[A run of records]
◆ ◆ ◆ ◆ ◆ ◆ ◆
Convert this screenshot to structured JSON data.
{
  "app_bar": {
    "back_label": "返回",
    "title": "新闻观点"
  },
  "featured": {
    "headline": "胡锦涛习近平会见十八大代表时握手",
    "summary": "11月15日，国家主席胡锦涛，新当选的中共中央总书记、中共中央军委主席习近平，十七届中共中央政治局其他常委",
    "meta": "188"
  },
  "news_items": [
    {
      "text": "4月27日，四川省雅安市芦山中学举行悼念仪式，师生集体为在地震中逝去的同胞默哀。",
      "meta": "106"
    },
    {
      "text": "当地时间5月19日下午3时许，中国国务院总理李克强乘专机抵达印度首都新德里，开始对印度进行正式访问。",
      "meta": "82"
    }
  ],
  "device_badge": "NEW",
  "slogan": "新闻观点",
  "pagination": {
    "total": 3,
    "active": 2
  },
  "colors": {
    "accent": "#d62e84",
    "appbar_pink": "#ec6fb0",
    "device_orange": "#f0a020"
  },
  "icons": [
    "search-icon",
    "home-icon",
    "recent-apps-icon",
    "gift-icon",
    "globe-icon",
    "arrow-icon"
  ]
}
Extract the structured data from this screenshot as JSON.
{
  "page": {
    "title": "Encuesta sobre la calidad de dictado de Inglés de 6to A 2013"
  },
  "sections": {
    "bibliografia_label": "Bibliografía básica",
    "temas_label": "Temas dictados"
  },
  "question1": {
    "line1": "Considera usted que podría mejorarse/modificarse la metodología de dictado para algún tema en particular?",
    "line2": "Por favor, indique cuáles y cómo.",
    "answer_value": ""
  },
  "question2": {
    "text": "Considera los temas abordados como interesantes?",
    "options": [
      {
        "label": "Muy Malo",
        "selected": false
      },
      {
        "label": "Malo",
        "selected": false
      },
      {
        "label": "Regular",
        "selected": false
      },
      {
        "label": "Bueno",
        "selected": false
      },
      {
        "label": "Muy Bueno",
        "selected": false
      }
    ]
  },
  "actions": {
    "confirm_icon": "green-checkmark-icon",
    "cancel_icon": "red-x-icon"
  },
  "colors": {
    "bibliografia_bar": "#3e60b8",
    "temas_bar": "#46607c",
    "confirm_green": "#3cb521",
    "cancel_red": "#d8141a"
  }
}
◆ ◆ ◆ ◆ ◆ ◆ ◆
Problem - Return all of the above records exactly, leaving no line out.

Response for this exercise -
Convert this screenshot to structured JSON data.
{
  "app_bar": {
    "back_label": "返回",
    "title": "新闻观点"
  },
  "featured": {
    "headline": "胡锦涛习近平会见十八大代表时握手",
    "summary": "11月15日，国家主席胡锦涛，新当选的中共中央总书记、中共中央军委主席习近平，十七届中共中央政治局其他常委",
    "meta": "188"
  },
  "news_items": [
    {
      "text": "4月27日，四川省雅安市芦山中学举行悼念仪式，师生集体为在地震中逝去的同胞默哀。",
      "meta": "106"
    },
    {
      "text": "当地时间5月19日下午3时许，中国国务院总理李克强乘专机抵达印度首都新德里，开始对印度进行正式访问。",
      "meta": "82"
    }
  ],
  "device_badge": "NEW",
  "slogan": "新闻观点",
  "pagination": {
    "total": 3,
    "active": 2
  },
  "colors": {
    "accent": "#d62e84",
    "appbar_pink": "#ec6fb0",
    "device_orange": "#f0a020"
  },
  "icons": [
    "search-icon",
    "home-icon",
    "recent-apps-icon",
    "gift-icon",
    "globe-icon",
    "arrow-icon"
  ]
}
Extract the structured data from this screenshot as JSON.
{
  "page": {
    "title": "Encuesta sobre la calidad de dictado de Inglés de 6to A 2013"
  },
  "sections": {
    "bibliografia_label": "Bibliografía básica",
    "temas_label": "Temas dictados"
  },
  "question1": {
    "line1": "Considera usted que podría mejorarse/modificarse la metodología de dictado para algún tema en particular?",
    "line2": "Por favor, indique cuáles y cómo.",
    "answer_value": ""
  },
  "question2": {
    "text": "Considera los temas abordados como interesantes?",
    "options": [
      {
        "label": "Muy Malo",
        "selected": false
      },
      {
        "label": "Malo",
        "selected": false
      },
      {
        "label": "Regular",
        "selected": false
      },
      {
        "label": "Bueno",
        "selected": false
      },
      {
        "label": "Muy Bueno",
        "selected": false
      }
    ]
  },
  "actions": {
    "confirm_icon": "green-checkmark-icon",
    "cancel_icon": "red-x-icon"
  },
  "colors": {
    "bibliografia_bar": "#3e60b8",
    "temas_bar": "#46607c",
    "confirm_green": "#3cb521",
    "cancel_red": "#d8141a"
  }
}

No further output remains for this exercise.